### TASK DETAILS
Scan the records below for the word "used" and give only the number of lines that hold it.

(Collection entries)
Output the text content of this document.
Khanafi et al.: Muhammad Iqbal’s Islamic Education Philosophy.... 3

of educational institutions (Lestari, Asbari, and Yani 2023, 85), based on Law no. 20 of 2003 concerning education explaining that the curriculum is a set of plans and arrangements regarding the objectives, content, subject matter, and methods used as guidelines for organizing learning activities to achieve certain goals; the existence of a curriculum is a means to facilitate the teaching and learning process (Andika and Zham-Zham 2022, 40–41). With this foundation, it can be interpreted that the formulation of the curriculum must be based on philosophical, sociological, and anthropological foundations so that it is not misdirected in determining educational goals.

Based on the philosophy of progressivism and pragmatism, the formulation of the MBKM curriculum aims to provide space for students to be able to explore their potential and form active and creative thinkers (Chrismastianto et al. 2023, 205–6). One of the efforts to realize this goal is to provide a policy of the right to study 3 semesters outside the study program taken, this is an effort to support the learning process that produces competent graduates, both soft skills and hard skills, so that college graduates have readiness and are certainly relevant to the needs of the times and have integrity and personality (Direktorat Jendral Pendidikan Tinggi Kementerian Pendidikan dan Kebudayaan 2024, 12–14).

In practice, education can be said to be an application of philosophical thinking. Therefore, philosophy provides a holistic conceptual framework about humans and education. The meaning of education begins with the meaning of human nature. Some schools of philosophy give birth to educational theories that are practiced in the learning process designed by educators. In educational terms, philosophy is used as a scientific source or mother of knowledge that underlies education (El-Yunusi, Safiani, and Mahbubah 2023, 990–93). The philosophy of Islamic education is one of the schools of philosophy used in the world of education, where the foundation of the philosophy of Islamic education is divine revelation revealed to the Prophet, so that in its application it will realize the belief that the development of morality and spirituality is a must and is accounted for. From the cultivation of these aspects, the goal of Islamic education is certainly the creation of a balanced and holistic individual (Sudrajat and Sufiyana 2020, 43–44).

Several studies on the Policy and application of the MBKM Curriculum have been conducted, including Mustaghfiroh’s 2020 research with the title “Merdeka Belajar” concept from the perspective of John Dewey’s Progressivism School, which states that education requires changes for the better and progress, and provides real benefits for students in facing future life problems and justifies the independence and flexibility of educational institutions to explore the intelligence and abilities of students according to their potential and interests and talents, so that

### FULL ANSWER
2